Transcribe all the entries word for word, but omit the images.

* * * * *

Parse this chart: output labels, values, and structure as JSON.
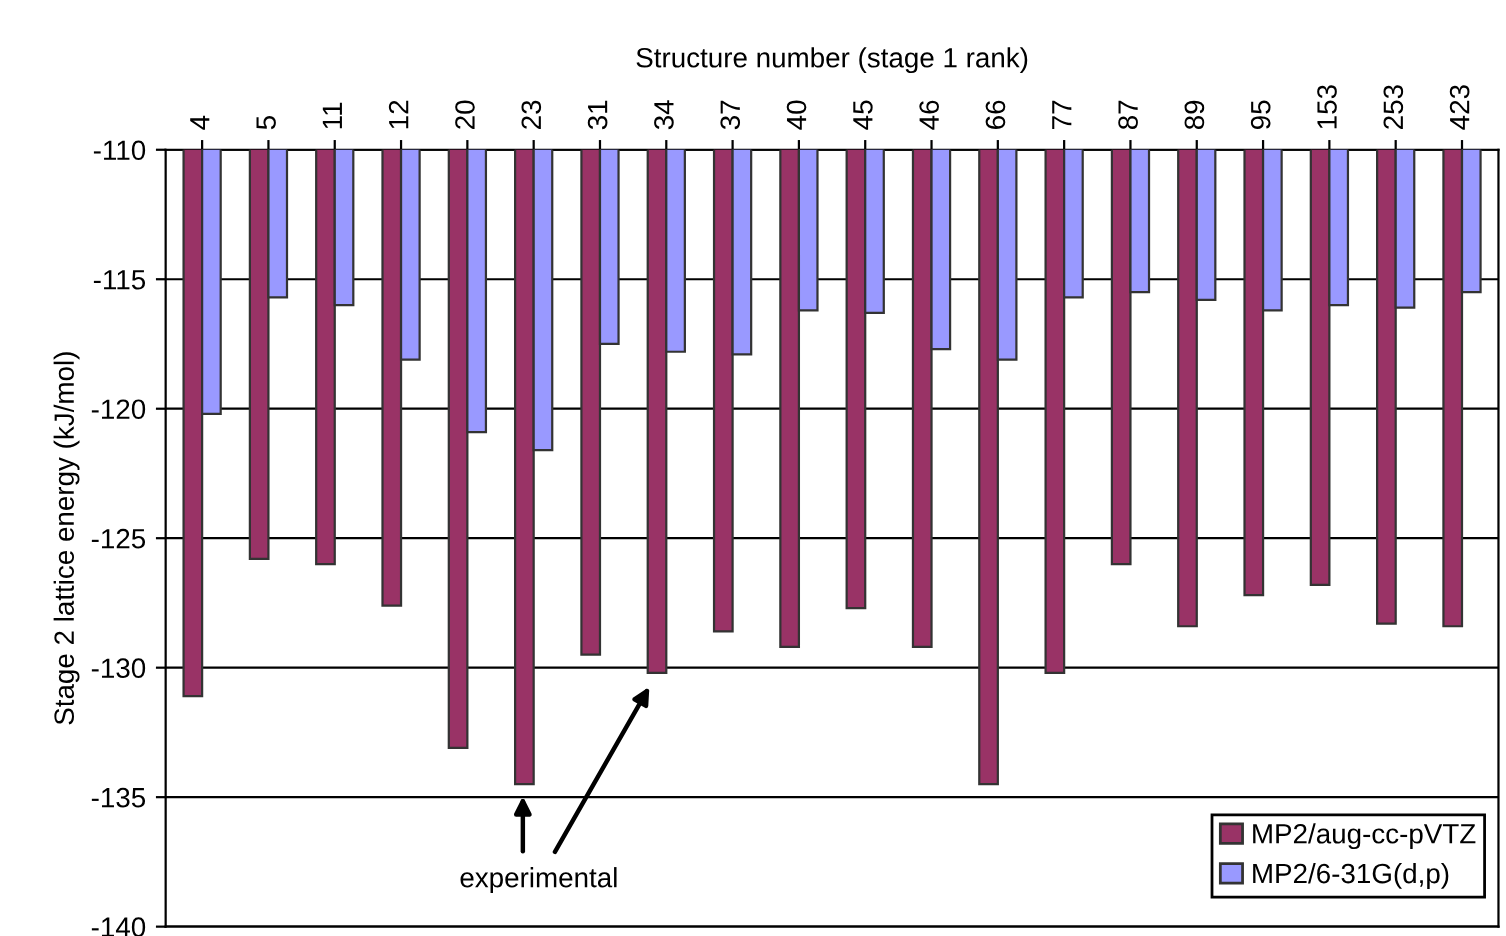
{
  "chart_data": {
    "type": "bar",
    "xlabel": "Structure number (stage 1 rank)",
    "ylabel": "Stage 2 lattice energy (kJ/mol)",
    "categories": [
      "4",
      "5",
      "11",
      "12",
      "20",
      "23",
      "31",
      "34",
      "37",
      "40",
      "45",
      "46",
      "66",
      "77",
      "87",
      "89",
      "95",
      "153",
      "253",
      "423"
    ],
    "series": [
      {
        "name": "MP2/aug-cc-pVTZ",
        "color": "#993366",
        "values": [
          -131.1,
          -125.8,
          -126.0,
          -127.6,
          -133.1,
          -134.5,
          -129.5,
          -130.2,
          -128.6,
          -129.2,
          -127.7,
          -129.2,
          -134.5,
          -130.2,
          -126.0,
          -128.4,
          -127.2,
          -126.8,
          -128.3,
          -128.4
        ]
      },
      {
        "name": "MP2/6-31G(d,p)",
        "color": "#9999ff",
        "values": [
          -120.2,
          -115.7,
          -116.0,
          -118.1,
          -120.9,
          -121.6,
          -117.5,
          -117.8,
          -117.9,
          -116.2,
          -116.3,
          -117.7,
          -118.1,
          -115.7,
          -115.5,
          -115.8,
          -116.2,
          -116.0,
          -116.1,
          -115.5
        ]
      }
    ],
    "ylim": [
      -140,
      -110
    ],
    "yticks": [
      -140,
      -135,
      -130,
      -125,
      -120,
      -115,
      -110
    ],
    "grid": "y",
    "legend": "bottom right",
    "annotations": [
      "experimental"
    ]
  }
}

* * * * *

### Answer to this task
Parse this chart: output labels, values, and structure as JSON.
{
  "chart_data": {
    "type": "bar",
    "xlabel": "Structure number (stage 1 rank)",
    "ylabel": "Stage 2 lattice energy (kJ/mol)",
    "categories": [
      "4",
      "5",
      "11",
      "12",
      "20",
      "23",
      "31",
      "34",
      "37",
      "40",
      "45",
      "46",
      "66",
      "77",
      "87",
      "89",
      "95",
      "153",
      "253",
      "423"
    ],
    "series": [
      {
        "name": "MP2/aug-cc-pVTZ",
        "color": "#993366",
        "values": [
          -131.1,
          -125.8,
          -126.0,
          -127.6,
          -133.1,
          -134.5,
          -129.5,
          -130.2,
          -128.6,
          -129.2,
          -127.7,
          -129.2,
          -134.5,
          -130.2,
          -126.0,
          -128.4,
          -127.2,
          -126.8,
          -128.3,
          -128.4
        ]
      },
      {
        "name": "MP2/6-31G(d,p)",
        "color": "#9999ff",
        "values": [
          -120.2,
          -115.7,
          -116.0,
          -118.1,
          -120.9,
          -121.6,
          -117.5,
          -117.8,
          -117.9,
          -116.2,
          -116.3,
          -117.7,
          -118.1,
          -115.7,
          -115.5,
          -115.8,
          -116.2,
          -116.0,
          -116.1,
          -115.5
        ]
      }
    ],
    "ylim": [
      -140,
      -110
    ],
    "yticks": [
      -140,
      -135,
      -130,
      -125,
      -120,
      -115,
      -110
    ],
    "grid": "y",
    "legend": "bottom right",
    "annotations": [
      "experimental"
    ]
  }
}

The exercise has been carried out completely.